Pull out every line with the word "Soil" from the entries below.

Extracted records
* Start *
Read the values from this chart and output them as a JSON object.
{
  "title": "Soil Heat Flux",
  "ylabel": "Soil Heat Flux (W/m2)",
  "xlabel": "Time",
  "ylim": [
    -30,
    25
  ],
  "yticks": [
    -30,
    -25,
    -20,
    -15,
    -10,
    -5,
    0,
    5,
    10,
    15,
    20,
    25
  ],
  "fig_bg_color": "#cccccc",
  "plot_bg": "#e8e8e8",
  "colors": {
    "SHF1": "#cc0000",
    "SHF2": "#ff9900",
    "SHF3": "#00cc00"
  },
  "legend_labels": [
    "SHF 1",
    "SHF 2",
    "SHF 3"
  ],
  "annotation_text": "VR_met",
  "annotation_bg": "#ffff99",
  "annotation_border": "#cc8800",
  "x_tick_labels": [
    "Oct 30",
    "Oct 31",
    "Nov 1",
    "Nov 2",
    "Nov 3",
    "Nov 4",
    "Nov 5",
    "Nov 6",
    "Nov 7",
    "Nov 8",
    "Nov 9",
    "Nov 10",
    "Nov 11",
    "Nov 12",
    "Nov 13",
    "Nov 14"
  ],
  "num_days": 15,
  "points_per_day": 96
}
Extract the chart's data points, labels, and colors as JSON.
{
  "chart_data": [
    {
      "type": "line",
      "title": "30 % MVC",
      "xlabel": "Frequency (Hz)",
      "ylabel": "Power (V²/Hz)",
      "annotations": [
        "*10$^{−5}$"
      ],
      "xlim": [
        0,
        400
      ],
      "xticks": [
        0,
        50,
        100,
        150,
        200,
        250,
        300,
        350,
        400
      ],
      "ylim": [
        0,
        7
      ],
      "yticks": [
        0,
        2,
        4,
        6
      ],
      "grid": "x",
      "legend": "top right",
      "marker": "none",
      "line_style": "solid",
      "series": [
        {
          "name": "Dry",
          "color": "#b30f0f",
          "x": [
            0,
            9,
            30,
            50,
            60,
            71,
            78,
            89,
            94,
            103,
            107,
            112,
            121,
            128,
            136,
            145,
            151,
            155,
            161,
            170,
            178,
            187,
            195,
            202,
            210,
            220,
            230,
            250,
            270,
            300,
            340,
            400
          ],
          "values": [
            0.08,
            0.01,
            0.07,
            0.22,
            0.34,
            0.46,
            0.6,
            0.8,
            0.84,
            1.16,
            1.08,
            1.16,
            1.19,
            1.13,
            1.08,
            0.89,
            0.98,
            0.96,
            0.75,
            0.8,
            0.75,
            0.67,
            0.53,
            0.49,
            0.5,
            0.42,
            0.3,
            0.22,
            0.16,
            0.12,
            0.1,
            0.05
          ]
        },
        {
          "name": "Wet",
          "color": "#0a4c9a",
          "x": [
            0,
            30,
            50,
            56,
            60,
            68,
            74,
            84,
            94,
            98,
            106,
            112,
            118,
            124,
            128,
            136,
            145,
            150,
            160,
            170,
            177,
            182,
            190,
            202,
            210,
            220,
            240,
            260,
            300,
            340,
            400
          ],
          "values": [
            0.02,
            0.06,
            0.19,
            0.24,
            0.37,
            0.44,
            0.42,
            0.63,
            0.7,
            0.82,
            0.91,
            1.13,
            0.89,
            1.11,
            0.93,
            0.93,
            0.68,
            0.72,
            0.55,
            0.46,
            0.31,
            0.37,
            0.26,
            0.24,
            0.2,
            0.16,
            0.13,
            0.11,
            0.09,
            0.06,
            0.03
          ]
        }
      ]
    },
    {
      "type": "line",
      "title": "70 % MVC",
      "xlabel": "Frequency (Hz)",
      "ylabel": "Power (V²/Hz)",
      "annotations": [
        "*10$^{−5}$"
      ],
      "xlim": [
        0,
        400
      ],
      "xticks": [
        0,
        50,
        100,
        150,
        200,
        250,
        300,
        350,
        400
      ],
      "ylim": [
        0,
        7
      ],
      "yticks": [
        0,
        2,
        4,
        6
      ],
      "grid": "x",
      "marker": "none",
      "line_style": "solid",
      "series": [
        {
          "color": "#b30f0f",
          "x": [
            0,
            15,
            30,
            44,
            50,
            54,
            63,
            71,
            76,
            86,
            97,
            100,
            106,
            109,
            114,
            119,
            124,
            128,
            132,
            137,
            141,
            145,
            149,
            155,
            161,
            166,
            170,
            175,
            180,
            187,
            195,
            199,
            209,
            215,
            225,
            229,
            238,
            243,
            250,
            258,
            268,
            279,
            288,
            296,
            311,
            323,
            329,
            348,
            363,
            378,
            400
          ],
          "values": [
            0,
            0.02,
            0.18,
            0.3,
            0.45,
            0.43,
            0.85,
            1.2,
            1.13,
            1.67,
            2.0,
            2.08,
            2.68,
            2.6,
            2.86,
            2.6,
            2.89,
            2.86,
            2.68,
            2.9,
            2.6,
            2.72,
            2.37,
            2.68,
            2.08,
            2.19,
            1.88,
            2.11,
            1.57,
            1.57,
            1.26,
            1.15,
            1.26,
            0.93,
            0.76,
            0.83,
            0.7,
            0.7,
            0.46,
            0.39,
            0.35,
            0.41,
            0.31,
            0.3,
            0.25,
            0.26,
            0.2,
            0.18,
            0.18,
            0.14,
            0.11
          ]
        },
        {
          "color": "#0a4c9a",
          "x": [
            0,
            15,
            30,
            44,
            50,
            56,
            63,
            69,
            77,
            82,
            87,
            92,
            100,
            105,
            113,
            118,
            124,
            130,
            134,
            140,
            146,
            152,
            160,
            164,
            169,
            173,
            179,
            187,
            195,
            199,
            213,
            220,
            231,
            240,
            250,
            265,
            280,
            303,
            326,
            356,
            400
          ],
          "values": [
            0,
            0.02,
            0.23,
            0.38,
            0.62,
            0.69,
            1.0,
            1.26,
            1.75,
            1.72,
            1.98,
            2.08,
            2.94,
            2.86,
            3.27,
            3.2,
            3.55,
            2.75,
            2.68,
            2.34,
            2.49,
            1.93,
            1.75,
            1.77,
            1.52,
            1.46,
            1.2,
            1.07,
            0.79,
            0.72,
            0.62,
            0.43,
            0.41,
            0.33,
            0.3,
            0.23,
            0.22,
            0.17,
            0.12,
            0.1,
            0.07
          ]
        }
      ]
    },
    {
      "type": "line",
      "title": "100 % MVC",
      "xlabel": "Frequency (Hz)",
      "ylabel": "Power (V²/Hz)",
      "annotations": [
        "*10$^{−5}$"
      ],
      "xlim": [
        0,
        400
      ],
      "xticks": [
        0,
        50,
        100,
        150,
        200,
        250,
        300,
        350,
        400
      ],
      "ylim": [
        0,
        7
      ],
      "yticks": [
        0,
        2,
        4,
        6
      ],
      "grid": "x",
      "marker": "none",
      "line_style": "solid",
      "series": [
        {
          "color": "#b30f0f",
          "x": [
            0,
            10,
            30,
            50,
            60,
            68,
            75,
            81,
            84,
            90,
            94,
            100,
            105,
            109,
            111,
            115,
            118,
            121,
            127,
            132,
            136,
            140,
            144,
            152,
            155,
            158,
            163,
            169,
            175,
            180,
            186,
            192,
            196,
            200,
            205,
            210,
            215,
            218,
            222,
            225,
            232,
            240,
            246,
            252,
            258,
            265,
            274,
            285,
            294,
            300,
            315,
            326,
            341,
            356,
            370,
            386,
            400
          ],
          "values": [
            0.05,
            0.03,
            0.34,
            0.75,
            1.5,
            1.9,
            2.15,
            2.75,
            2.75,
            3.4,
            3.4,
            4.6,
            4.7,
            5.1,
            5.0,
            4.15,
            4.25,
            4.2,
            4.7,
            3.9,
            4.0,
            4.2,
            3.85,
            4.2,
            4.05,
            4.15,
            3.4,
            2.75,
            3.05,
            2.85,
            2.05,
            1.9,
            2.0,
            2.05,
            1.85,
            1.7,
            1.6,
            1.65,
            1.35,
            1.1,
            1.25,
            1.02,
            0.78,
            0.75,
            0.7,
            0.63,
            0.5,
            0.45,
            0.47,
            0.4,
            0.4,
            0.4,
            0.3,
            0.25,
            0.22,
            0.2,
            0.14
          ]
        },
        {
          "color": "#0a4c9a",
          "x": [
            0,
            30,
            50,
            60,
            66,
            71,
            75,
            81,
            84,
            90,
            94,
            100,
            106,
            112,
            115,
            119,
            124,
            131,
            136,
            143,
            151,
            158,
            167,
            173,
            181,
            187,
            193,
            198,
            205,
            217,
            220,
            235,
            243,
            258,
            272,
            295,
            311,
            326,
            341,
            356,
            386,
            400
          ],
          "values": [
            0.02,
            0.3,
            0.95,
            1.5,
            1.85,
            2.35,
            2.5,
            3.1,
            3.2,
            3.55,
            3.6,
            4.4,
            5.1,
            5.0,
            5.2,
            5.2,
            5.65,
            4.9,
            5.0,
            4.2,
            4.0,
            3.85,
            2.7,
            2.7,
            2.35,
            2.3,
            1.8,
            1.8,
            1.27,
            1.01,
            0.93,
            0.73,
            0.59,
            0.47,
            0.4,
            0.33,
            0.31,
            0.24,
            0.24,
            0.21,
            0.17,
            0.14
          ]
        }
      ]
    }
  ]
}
* End *
- **Finished task**
  "title": "Soil Heat Flux",
  "ylabel": "Soil Heat Flux (W/m2)",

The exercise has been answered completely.